Set each record down exactly, excluding all images.

## Material for this exercise

----

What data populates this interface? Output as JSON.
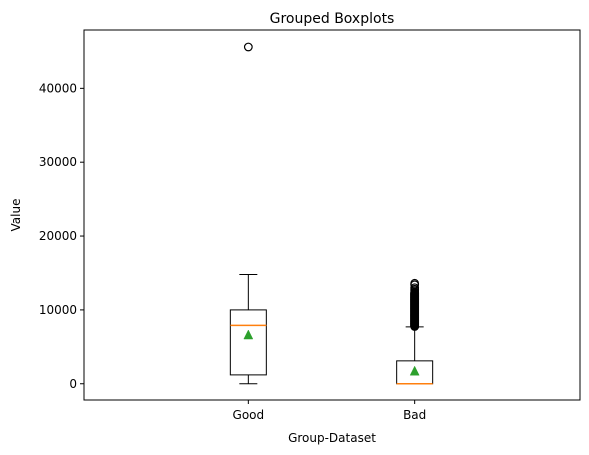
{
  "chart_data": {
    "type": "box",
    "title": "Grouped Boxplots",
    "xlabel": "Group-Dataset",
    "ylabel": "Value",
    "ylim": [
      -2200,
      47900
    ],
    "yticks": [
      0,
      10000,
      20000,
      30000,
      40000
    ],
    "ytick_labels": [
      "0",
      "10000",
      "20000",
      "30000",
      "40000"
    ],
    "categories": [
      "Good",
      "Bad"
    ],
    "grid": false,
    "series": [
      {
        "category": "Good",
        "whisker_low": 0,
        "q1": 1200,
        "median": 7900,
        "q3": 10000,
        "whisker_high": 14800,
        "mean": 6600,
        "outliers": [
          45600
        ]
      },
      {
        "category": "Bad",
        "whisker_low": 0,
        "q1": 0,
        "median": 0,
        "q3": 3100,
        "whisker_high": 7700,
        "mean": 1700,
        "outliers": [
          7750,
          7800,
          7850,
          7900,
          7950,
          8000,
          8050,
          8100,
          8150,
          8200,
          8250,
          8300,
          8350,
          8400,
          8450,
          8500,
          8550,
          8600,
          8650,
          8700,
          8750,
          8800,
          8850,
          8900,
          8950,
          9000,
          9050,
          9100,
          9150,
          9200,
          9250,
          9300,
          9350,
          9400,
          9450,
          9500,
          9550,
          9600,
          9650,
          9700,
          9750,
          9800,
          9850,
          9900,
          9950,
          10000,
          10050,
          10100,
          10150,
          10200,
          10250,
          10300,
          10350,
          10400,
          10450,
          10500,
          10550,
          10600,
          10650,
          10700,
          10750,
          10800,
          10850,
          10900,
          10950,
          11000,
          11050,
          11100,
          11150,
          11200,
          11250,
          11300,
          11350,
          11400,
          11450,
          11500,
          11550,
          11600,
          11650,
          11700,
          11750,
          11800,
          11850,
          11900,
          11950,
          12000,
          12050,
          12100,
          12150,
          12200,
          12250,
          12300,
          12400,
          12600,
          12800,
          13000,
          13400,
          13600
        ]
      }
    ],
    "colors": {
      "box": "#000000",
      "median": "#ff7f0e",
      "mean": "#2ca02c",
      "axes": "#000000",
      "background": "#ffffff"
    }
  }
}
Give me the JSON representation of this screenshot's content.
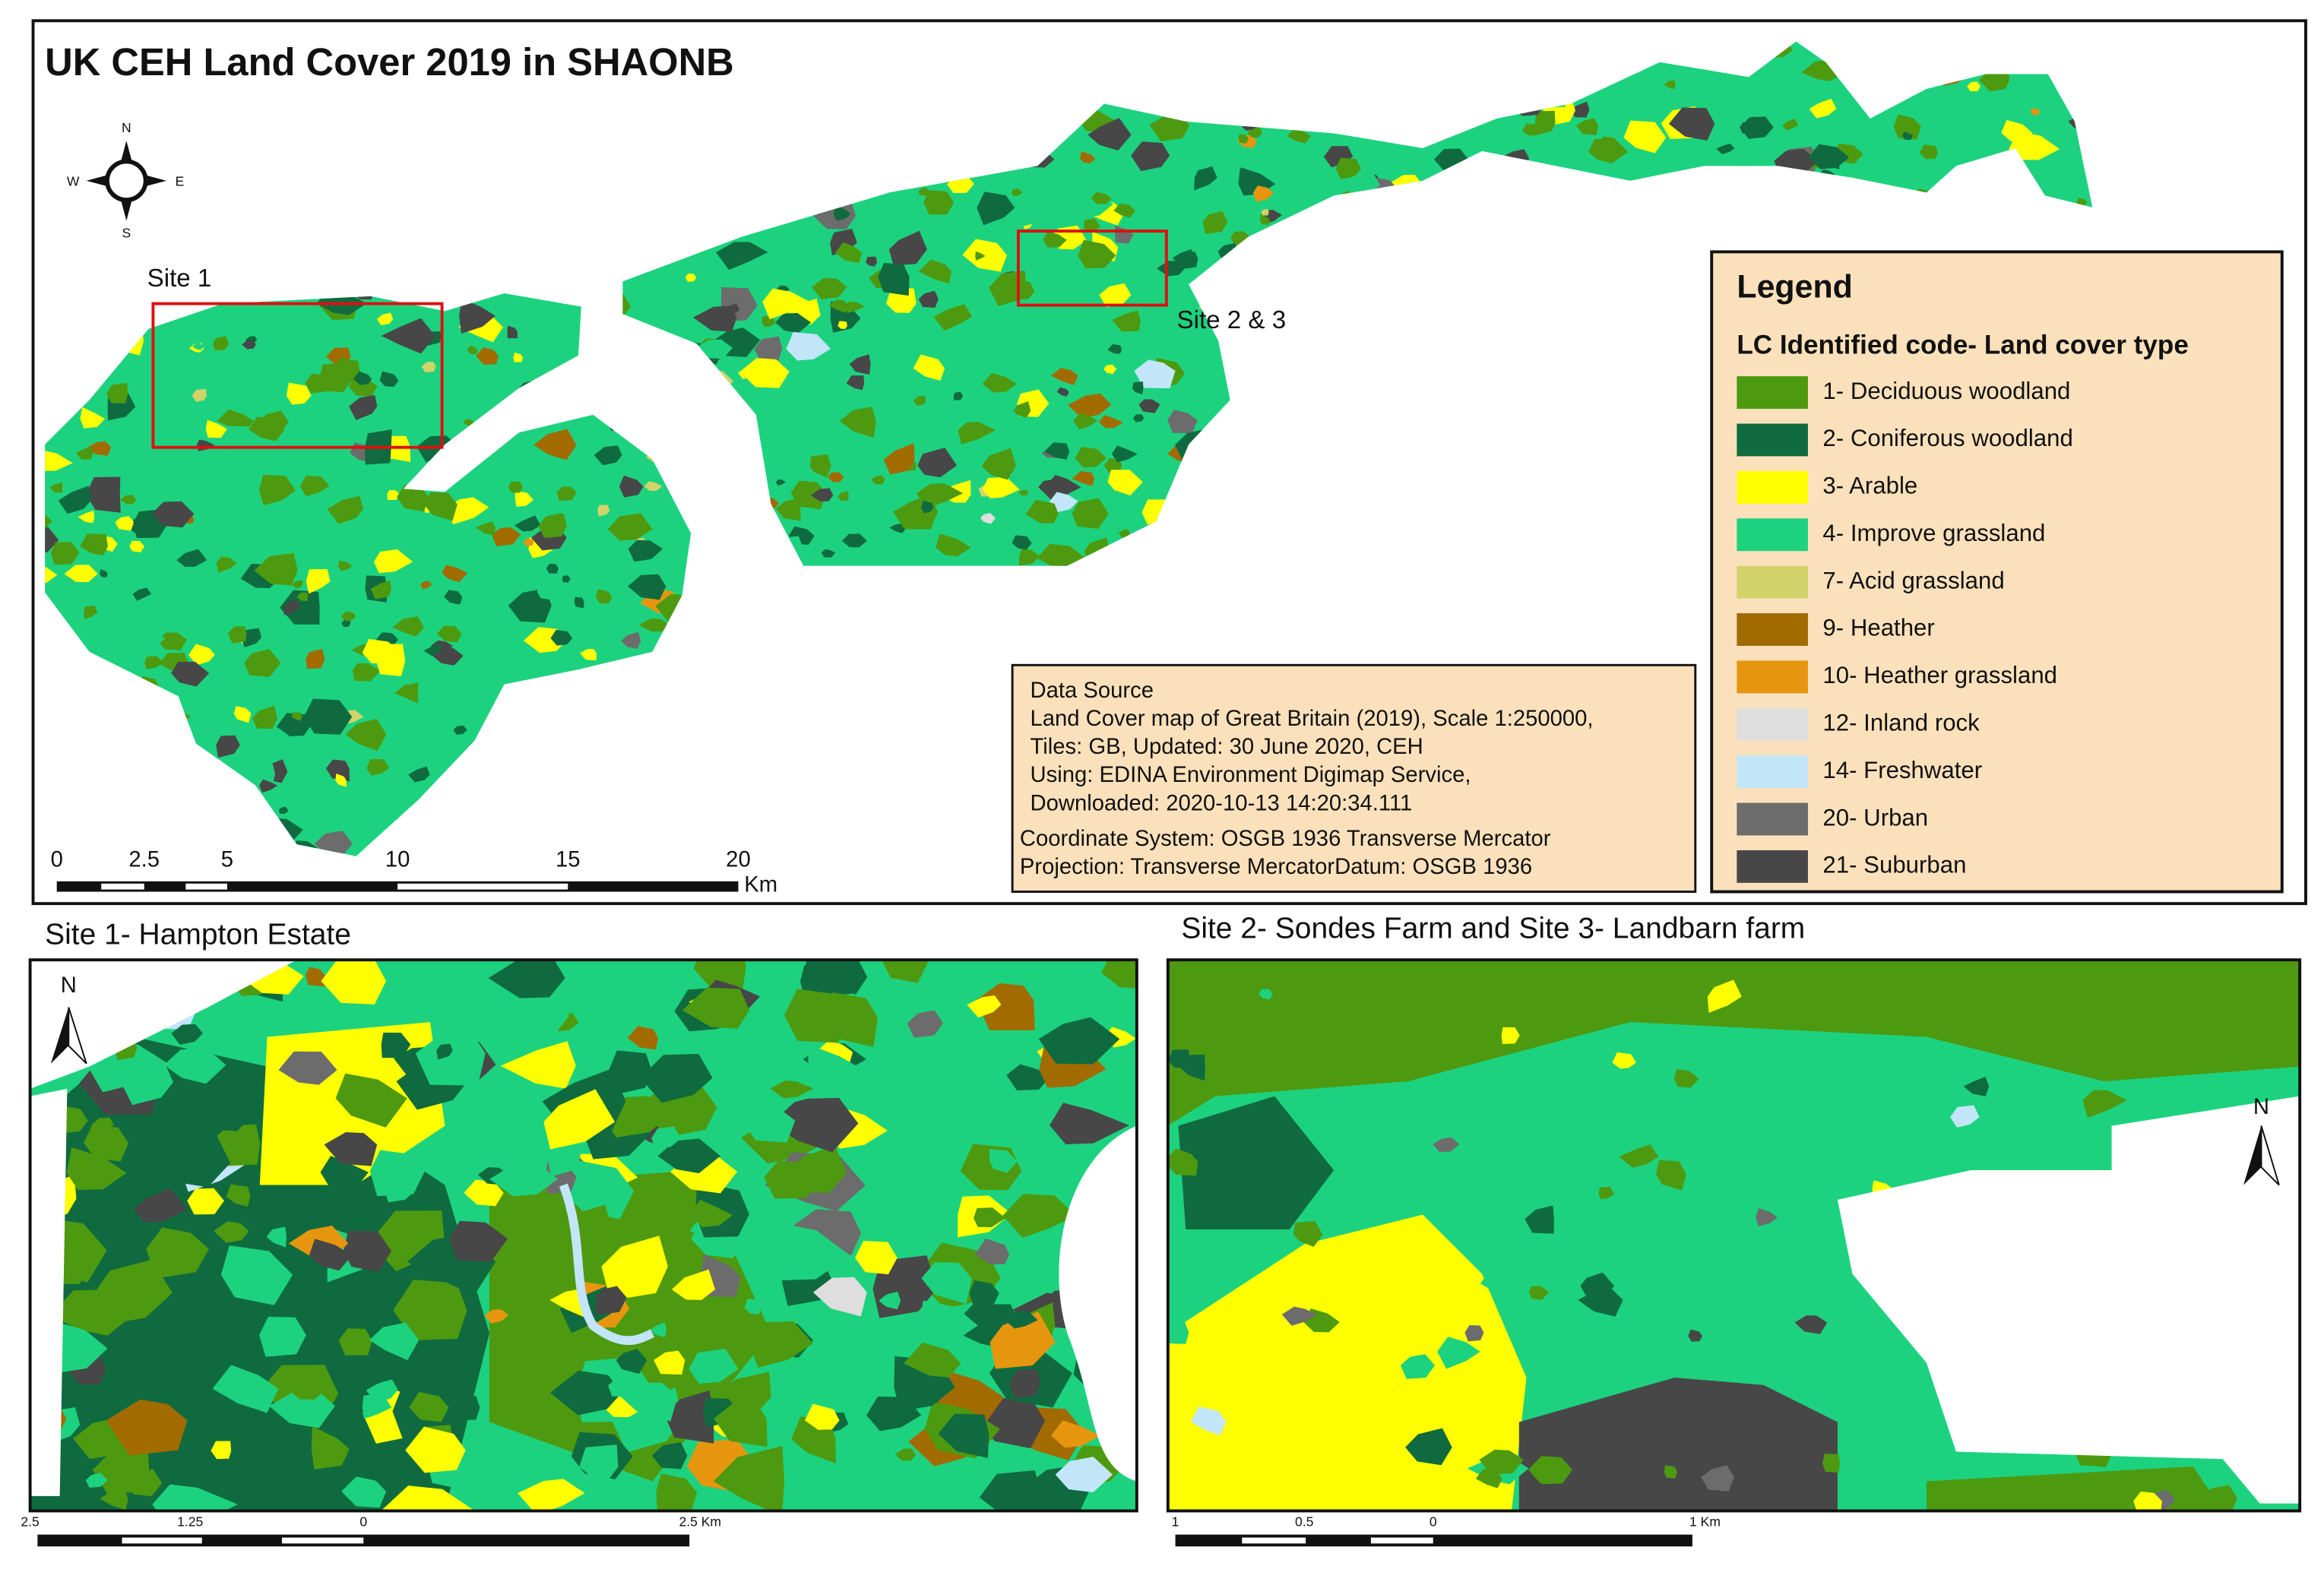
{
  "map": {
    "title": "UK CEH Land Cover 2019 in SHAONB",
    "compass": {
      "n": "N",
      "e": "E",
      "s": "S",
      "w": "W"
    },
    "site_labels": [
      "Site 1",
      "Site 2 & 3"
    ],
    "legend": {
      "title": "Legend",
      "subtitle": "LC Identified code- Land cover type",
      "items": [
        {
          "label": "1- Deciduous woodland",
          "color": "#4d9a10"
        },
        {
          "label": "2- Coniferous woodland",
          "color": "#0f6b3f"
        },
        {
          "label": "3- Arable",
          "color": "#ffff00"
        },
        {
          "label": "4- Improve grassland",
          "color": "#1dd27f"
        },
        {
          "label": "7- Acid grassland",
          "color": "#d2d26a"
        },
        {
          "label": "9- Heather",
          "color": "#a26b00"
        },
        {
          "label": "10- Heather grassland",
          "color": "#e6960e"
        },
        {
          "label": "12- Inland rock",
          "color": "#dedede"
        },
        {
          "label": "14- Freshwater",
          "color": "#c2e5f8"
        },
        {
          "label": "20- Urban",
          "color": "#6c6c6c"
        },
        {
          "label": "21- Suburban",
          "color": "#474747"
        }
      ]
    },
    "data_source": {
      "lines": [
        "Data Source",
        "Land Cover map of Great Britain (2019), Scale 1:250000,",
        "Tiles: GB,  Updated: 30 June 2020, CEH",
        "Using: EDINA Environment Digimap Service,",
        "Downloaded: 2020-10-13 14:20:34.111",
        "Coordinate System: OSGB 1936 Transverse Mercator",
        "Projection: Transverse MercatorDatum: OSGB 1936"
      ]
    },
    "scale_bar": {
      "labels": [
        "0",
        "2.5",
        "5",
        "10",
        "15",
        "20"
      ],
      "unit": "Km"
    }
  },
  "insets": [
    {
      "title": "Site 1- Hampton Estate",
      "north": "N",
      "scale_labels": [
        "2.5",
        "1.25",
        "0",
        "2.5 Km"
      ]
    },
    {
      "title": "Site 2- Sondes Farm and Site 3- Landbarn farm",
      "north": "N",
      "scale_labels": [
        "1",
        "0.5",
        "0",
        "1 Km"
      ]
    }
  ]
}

----

## Problem solution
What data populates this interface? Output as JSON.
{
  "chart_data": {
    "type": "box",
    "title": "Grouped Boxplots",
    "xlabel": "Group-Dataset",
    "ylabel": "Value",
    "ylim": [
      -2200,
      47900
    ],
    "yticks": [
      0,
      10000,
      20000,
      30000,
      40000
    ],
    "ytick_labels": [
      "0",
      "10000",
      "20000",
      "30000",
      "40000"
    ],
    "categories": [
      "Good",
      "Bad"
    ],
    "grid": false,
    "series": [
      {
        "category": "Good",
        "whisker_low": 0,
        "q1": 1200,
        "median": 7900,
        "q3": 10000,
        "whisker_high": 14800,
        "mean": 6600,
        "outliers": [
          45600
        ]
      },
      {
        "category": "Bad",
        "whisker_low": 0,
        "q1": 0,
        "median": 0,
        "q3": 3100,
        "whisker_high": 7700,
        "mean": 1700,
        "outliers": [
          7750,
          7800,
          7850,
          7900,
          7950,
          8000,
          8050,
          8100,
          8150,
          8200,
          8250,
          8300,
          8350,
          8400,
          8450,
          8500,
          8550,
          8600,
          8650,
          8700,
          8750,
          8800,
          8850,
          8900,
          8950,
          9000,
          9050,
          9100,
          9150,
          9200,
          9250,
          9300,
          9350,
          9400,
          9450,
          9500,
          9550,
          9600,
          9650,
          9700,
          9750,
          9800,
          9850,
          9900,
          9950,
          10000,
          10050,
          10100,
          10150,
          10200,
          10250,
          10300,
          10350,
          10400,
          10450,
          10500,
          10550,
          10600,
          10650,
          10700,
          10750,
          10800,
          10850,
          10900,
          10950,
          11000,
          11050,
          11100,
          11150,
          11200,
          11250,
          11300,
          11350,
          11400,
          11450,
          11500,
          11550,
          11600,
          11650,
          11700,
          11750,
          11800,
          11850,
          11900,
          11950,
          12000,
          12050,
          12100,
          12150,
          12200,
          12250,
          12300,
          12400,
          12600,
          12800,
          13000,
          13400,
          13600
        ]
      }
    ],
    "colors": {
      "box": "#000000",
      "median": "#ff7f0e",
      "mean": "#2ca02c",
      "axes": "#000000",
      "background": "#ffffff"
    }
  }
}
Give me the JSON representation of this screenshot's content.
{
  "map": {
    "title": "UK CEH Land Cover 2019 in SHAONB",
    "compass": {
      "n": "N",
      "e": "E",
      "s": "S",
      "w": "W"
    },
    "site_labels": [
      "Site 1",
      "Site 2 & 3"
    ],
    "legend": {
      "title": "Legend",
      "subtitle": "LC Identified code- Land cover type",
      "items": [
        {
          "label": "1- Deciduous woodland",
          "color": "#4d9a10"
        },
        {
          "label": "2- Coniferous woodland",
          "color": "#0f6b3f"
        },
        {
          "label": "3- Arable",
          "color": "#ffff00"
        },
        {
          "label": "4- Improve grassland",
          "color": "#1dd27f"
        },
        {
          "label": "7- Acid grassland",
          "color": "#d2d26a"
        },
        {
          "label": "9- Heather",
          "color": "#a26b00"
        },
        {
          "label": "10- Heather grassland",
          "color": "#e6960e"
        },
        {
          "label": "12- Inland rock",
          "color": "#dedede"
        },
        {
          "label": "14- Freshwater",
          "color": "#c2e5f8"
        },
        {
          "label": "20- Urban",
          "color": "#6c6c6c"
        },
        {
          "label": "21- Suburban",
          "color": "#474747"
        }
      ]
    },
    "data_source": {
      "lines": [
        "Data Source",
        "Land Cover map of Great Britain (2019), Scale 1:250000,",
        "Tiles: GB,  Updated: 30 June 2020, CEH",
        "Using: EDINA Environment Digimap Service,",
        "Downloaded: 2020-10-13 14:20:34.111",
        "Coordinate System: OSGB 1936 Transverse Mercator",
        "Projection: Transverse MercatorDatum: OSGB 1936"
      ]
    },
    "scale_bar": {
      "labels": [
        "0",
        "2.5",
        "5",
        "10",
        "15",
        "20"
      ],
      "unit": "Km"
    }
  },
  "insets": [
    {
      "title": "Site 1- Hampton Estate",
      "north": "N",
      "scale_labels": [
        "2.5",
        "1.25",
        "0",
        "2.5 Km"
      ]
    },
    {
      "title": "Site 2- Sondes Farm and Site 3- Landbarn farm",
      "north": "N",
      "scale_labels": [
        "1",
        "0.5",
        "0",
        "1 Km"
      ]
    }
  ]
}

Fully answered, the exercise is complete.